What is being asked ::
Write out the material below again, unchanged.

■ ■ ■ ■ ■ ■ ■

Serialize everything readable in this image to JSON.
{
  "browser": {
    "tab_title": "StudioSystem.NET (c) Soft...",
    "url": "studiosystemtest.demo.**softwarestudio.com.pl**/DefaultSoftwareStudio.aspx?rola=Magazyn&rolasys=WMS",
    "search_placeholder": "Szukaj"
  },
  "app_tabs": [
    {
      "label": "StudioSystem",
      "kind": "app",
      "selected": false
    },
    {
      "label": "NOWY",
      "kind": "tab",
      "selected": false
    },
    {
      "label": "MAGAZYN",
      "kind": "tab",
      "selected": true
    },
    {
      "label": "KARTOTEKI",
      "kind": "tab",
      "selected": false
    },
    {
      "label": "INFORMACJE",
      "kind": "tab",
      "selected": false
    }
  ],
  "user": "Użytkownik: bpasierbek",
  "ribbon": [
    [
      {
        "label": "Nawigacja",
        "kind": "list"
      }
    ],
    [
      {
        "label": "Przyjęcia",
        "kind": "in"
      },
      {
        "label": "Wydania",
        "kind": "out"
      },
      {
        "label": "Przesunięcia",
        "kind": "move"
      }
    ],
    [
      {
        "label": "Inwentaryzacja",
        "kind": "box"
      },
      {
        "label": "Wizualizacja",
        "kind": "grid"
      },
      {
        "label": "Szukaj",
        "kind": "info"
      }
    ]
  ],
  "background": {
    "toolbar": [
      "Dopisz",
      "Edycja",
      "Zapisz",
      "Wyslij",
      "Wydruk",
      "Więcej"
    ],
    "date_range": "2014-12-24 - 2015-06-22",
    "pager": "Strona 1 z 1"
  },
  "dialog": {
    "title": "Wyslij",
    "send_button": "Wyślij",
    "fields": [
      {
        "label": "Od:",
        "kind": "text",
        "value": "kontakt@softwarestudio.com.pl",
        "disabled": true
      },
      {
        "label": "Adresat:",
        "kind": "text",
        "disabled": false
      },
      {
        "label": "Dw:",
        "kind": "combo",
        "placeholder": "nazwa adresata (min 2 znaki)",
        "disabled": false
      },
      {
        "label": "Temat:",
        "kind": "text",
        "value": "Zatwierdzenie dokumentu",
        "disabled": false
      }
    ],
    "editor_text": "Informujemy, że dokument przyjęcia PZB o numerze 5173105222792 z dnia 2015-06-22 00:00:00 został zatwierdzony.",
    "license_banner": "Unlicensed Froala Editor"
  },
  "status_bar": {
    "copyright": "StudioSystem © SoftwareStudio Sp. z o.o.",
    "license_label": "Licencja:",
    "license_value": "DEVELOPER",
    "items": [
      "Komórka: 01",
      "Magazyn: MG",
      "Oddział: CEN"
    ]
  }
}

■ ■ ■ ■ ■ ■ ■

Response ::
Serialize everything readable in this image to JSON.
{
  "browser": {
    "tab_title": "StudioSystem.NET (c) Soft...",
    "url": "studiosystemtest.demo.**softwarestudio.com.pl**/DefaultSoftwareStudio.aspx?rola=Magazyn&rolasys=WMS",
    "search_placeholder": "Szukaj"
  },
  "app_tabs": [
    {
      "label": "StudioSystem",
      "kind": "app",
      "selected": false
    },
    {
      "label": "NOWY",
      "kind": "tab",
      "selected": false
    },
    {
      "label": "MAGAZYN",
      "kind": "tab",
      "selected": true
    },
    {
      "label": "KARTOTEKI",
      "kind": "tab",
      "selected": false
    },
    {
      "label": "INFORMACJE",
      "kind": "tab",
      "selected": false
    }
  ],
  "user": "Użytkownik: bpasierbek",
  "ribbon": [
    [
      {
        "label": "Nawigacja",
        "kind": "list"
      }
    ],
    [
      {
        "label": "Przyjęcia",
        "kind": "in"
      },
      {
        "label": "Wydania",
        "kind": "out"
      },
      {
        "label": "Przesunięcia",
        "kind": "move"
      }
    ],
    [
      {
        "label": "Inwentaryzacja",
        "kind": "box"
      },
      {
        "label": "Wizualizacja",
        "kind": "grid"
      },
      {
        "label": "Szukaj",
        "kind": "info"
      }
    ]
  ],
  "background": {
    "toolbar": [
      "Dopisz",
      "Edycja",
      "Zapisz",
      "Wyslij",
      "Wydruk",
      "Więcej"
    ],
    "date_range": "2014-12-24 - 2015-06-22",
    "pager": "Strona 1 z 1"
  },
  "dialog": {
    "title": "Wyslij",
    "send_button": "Wyślij",
    "fields": [
      {
        "label": "Od:",
        "kind": "text",
        "value": "kontakt@softwarestudio.com.pl",
        "disabled": true
      },
      {
        "label": "Adresat:",
        "kind": "text",
        "disabled": false
      },
      {
        "label": "Dw:",
        "kind": "combo",
        "placeholder": "nazwa adresata (min 2 znaki)",
        "disabled": false
      },
      {
        "label": "Temat:",
        "kind": "text",
        "value": "Zatwierdzenie dokumentu",
        "disabled": false
      }
    ],
    "editor_text": "Informujemy, że dokument przyjęcia PZB o numerze 5173105222792 z dnia 2015-06-22 00:00:00 został zatwierdzony.",
    "license_banner": "Unlicensed Froala Editor"
  },
  "status_bar": {
    "copyright": "StudioSystem © SoftwareStudio Sp. z o.o.",
    "license_label": "Licencja:",
    "license_value": "DEVELOPER",
    "items": [
      "Komórka: 01",
      "Magazyn: MG",
      "Oddział: CEN"
    ]
  }
}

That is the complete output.